▸ What is asked
Please find all lines in the data that hold the string "name" and copy them.

++++ Dataset excerpts ++++

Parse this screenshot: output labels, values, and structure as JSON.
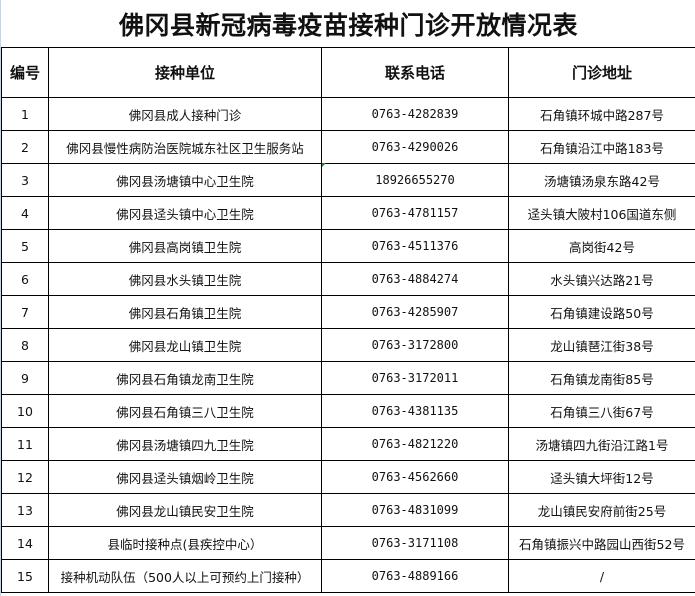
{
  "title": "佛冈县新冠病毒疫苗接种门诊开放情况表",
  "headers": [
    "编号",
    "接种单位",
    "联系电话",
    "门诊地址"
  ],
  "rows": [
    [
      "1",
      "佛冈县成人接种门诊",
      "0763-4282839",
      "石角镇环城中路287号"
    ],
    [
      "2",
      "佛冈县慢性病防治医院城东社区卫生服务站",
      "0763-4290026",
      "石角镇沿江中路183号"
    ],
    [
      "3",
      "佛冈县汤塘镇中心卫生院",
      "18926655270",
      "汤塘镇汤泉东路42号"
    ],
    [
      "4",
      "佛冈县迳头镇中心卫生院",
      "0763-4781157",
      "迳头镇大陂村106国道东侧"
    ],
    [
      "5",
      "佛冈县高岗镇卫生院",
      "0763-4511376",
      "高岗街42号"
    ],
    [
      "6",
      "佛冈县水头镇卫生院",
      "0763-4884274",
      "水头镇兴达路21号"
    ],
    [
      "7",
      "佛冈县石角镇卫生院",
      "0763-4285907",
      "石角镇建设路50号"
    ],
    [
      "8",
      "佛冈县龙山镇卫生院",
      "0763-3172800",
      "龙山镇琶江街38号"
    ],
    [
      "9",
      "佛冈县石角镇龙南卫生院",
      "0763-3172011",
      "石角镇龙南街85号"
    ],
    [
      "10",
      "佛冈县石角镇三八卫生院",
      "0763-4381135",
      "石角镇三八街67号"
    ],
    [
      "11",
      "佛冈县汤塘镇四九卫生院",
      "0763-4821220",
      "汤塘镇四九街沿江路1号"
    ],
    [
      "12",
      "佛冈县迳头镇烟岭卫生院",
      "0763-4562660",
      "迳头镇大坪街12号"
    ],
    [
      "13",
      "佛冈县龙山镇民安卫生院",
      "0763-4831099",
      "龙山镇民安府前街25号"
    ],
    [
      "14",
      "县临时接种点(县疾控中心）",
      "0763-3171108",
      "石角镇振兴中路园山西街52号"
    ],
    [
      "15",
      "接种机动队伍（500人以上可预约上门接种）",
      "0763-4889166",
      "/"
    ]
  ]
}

++++
++++ Dataset excerpts ++++

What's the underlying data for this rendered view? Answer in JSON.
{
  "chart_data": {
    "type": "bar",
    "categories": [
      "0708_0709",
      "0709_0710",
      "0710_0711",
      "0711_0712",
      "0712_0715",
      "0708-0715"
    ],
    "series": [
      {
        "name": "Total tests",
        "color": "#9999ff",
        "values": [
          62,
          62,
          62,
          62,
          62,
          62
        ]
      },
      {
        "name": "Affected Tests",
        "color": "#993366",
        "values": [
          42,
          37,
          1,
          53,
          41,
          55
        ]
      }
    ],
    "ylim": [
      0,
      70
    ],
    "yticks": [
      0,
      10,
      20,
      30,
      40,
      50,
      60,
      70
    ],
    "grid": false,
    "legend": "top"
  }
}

++++

▸ Task output
        "name": "Total tests",
        "name": "Affected Tests",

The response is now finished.